## START

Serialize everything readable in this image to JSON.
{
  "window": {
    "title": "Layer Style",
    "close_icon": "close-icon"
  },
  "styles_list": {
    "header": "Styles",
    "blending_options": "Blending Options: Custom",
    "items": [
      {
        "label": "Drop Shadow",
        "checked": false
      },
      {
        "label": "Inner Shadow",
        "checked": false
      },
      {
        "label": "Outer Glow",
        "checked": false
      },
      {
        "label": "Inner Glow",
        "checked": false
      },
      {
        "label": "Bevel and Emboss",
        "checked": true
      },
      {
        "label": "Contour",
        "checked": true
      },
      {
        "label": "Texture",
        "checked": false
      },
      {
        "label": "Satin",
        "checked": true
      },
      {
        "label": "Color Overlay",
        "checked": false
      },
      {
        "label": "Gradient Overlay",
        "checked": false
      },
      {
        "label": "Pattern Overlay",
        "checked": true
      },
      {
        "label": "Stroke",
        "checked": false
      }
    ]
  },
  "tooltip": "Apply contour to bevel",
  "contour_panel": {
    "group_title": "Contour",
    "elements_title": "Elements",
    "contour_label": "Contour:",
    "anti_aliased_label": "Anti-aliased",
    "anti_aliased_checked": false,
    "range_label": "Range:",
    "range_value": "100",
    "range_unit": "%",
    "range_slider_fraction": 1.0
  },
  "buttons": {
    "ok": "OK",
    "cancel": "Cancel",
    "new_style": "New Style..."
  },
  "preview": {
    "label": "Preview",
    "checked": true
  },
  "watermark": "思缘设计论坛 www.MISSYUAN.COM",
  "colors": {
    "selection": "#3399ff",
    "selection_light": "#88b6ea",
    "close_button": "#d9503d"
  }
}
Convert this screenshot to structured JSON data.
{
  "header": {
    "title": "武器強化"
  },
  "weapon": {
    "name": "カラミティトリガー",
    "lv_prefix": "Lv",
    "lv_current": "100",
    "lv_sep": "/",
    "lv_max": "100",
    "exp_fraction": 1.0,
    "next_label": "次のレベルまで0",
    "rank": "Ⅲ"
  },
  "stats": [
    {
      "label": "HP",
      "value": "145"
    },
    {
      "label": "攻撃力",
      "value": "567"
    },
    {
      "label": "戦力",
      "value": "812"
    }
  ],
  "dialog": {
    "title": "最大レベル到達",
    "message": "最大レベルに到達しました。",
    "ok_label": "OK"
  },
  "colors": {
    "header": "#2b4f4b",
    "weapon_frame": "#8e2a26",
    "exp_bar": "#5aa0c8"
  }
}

## END

Using the data above, return each line exactly as written.

Serialize everything readable in this image to JSON.
{
  "window": {
    "title": "Layer Style",
    "close_icon": "close-icon"
  },
  "styles_list": {
    "header": "Styles",
    "blending_options": "Blending Options: Custom",
    "items": [
      {
        "label": "Drop Shadow",
        "checked": false
      },
      {
        "label": "Inner Shadow",
        "checked": false
      },
      {
        "label": "Outer Glow",
        "checked": false
      },
      {
        "label": "Inner Glow",
        "checked": false
      },
      {
        "label": "Bevel and Emboss",
        "checked": true
      },
      {
        "label": "Contour",
        "checked": true
      },
      {
        "label": "Texture",
        "checked": false
      },
      {
        "label": "Satin",
        "checked": true
      },
      {
        "label": "Color Overlay",
        "checked": false
      },
      {
        "label": "Gradient Overlay",
        "checked": false
      },
      {
        "label": "Pattern Overlay",
        "checked": true
      },
      {
        "label": "Stroke",
        "checked": false
      }
    ]
  },
  "tooltip": "Apply contour to bevel",
  "contour_panel": {
    "group_title": "Contour",
    "elements_title": "Elements",
    "contour_label": "Contour:",
    "anti_aliased_label": "Anti-aliased",
    "anti_aliased_checked": false,
    "range_label": "Range:",
    "range_value": "100",
    "range_unit": "%",
    "range_slider_fraction": 1.0
  },
  "buttons": {
    "ok": "OK",
    "cancel": "Cancel",
    "new_style": "New Style..."
  },
  "preview": {
    "label": "Preview",
    "checked": true
  },
  "watermark": "思缘设计论坛 www.MISSYUAN.COM",
  "colors": {
    "selection": "#3399ff",
    "selection_light": "#88b6ea",
    "close_button": "#d9503d"
  }
}
Convert this screenshot to structured JSON data.
{
  "header": {
    "title": "武器強化"
  },
  "weapon": {
    "name": "カラミティトリガー",
    "lv_prefix": "Lv",
    "lv_current": "100",
    "lv_sep": "/",
    "lv_max": "100",
    "exp_fraction": 1.0,
    "next_label": "次のレベルまで0",
    "rank": "Ⅲ"
  },
  "stats": [
    {
      "label": "HP",
      "value": "145"
    },
    {
      "label": "攻撃力",
      "value": "567"
    },
    {
      "label": "戦力",
      "value": "812"
    }
  ],
  "dialog": {
    "title": "最大レベル到達",
    "message": "最大レベルに到達しました。",
    "ok_label": "OK"
  },
  "colors": {
    "header": "#2b4f4b",
    "weapon_frame": "#8e2a26",
    "exp_bar": "#5aa0c8"
  }
}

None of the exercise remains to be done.